**DATA ENTRIES:**
__________________________________________________

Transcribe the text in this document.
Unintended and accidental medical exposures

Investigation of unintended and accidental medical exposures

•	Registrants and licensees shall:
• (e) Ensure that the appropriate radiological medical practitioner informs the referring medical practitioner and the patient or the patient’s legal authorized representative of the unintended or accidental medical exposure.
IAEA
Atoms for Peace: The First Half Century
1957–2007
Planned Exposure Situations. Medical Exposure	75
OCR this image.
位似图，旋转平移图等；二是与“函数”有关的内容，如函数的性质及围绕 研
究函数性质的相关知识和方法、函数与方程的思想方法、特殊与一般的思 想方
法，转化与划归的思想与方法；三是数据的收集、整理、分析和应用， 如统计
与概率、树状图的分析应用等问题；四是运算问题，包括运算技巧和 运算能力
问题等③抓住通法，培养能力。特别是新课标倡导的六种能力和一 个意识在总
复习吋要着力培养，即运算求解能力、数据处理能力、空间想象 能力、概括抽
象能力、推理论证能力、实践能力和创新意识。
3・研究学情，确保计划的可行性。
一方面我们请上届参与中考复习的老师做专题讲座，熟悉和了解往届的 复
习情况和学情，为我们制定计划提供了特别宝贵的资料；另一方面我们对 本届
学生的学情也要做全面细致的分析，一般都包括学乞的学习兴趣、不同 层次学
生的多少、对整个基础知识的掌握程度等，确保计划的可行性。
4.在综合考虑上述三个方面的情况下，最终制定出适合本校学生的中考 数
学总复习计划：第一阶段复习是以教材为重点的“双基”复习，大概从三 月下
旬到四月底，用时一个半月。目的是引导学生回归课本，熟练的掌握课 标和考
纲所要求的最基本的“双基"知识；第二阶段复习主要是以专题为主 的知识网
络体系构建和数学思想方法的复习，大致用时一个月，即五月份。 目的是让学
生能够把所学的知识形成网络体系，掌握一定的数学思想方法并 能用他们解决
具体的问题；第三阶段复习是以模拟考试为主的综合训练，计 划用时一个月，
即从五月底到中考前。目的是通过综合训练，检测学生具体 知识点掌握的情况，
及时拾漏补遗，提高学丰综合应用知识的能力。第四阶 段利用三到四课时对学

__________________________________________________

**PROMPT:** Repeat the records above exactly as they appear.

**RESPONSE BELOW:**
Transcribe the text in this document.
Unintended and accidental medical exposures

Investigation of unintended and accidental medical exposures

•	Registrants and licensees shall:
• (e) Ensure that the appropriate radiological medical practitioner informs the referring medical practitioner and the patient or the patient’s legal authorized representative of the unintended or accidental medical exposure.
IAEA
Atoms for Peace: The First Half Century
1957–2007
Planned Exposure Situations. Medical Exposure	75
OCR this image.
位似图，旋转平移图等；二是与“函数”有关的内容，如函数的性质及围绕 研
究函数性质的相关知识和方法、函数与方程的思想方法、特殊与一般的思 想方
法，转化与划归的思想与方法；三是数据的收集、整理、分析和应用， 如统计
与概率、树状图的分析应用等问题；四是运算问题，包括运算技巧和 运算能力
问题等③抓住通法，培养能力。特别是新课标倡导的六种能力和一 个意识在总
复习吋要着力培养，即运算求解能力、数据处理能力、空间想象 能力、概括抽
象能力、推理论证能力、实践能力和创新意识。
3・研究学情，确保计划的可行性。
一方面我们请上届参与中考复习的老师做专题讲座，熟悉和了解往届的 复
习情况和学情，为我们制定计划提供了特别宝贵的资料；另一方面我们对 本届
学生的学情也要做全面细致的分析，一般都包括学乞的学习兴趣、不同 层次学
生的多少、对整个基础知识的掌握程度等，确保计划的可行性。
4.在综合考虑上述三个方面的情况下，最终制定出适合本校学生的中考 数
学总复习计划：第一阶段复习是以教材为重点的“双基”复习，大概从三 月下
旬到四月底，用时一个半月。目的是引导学生回归课本，熟练的掌握课 标和考
纲所要求的最基本的“双基"知识；第二阶段复习主要是以专题为主 的知识网
络体系构建和数学思想方法的复习，大致用时一个月，即五月份。 目的是让学
生能够把所学的知识形成网络体系，掌握一定的数学思想方法并 能用他们解决
具体的问题；第三阶段复习是以模拟考试为主的综合训练，计 划用时一个月，
即从五月底到中考前。目的是通过综合训练，检测学生具体 知识点掌握的情况，
及时拾漏补遗，提高学丰综合应用知识的能力。第四阶 段利用三到四课时对学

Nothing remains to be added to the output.